● Exercise prompt
Search the records for the word "Normalized" and report each line that has it.
== Recorded data ==
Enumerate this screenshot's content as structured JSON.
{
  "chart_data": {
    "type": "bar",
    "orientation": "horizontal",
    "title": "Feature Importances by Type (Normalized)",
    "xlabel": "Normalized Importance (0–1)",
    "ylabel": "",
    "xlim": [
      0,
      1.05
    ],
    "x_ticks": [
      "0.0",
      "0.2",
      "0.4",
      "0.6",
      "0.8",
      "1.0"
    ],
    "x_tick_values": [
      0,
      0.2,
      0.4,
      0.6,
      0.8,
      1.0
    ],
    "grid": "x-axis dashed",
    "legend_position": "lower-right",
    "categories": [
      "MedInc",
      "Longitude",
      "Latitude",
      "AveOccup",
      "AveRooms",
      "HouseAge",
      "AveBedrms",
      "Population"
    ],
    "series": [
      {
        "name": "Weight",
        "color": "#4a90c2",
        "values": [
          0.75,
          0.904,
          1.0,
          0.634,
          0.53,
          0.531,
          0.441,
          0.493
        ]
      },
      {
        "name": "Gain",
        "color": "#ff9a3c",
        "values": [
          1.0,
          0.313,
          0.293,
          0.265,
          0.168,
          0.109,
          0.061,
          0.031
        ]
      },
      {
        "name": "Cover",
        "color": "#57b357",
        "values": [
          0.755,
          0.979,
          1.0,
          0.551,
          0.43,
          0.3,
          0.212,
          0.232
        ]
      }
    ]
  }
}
===
● Result of this exercise
    "title": "Feature Importances by Type (Normalized)",
    "xlabel": "Normalized Importance (0–1)",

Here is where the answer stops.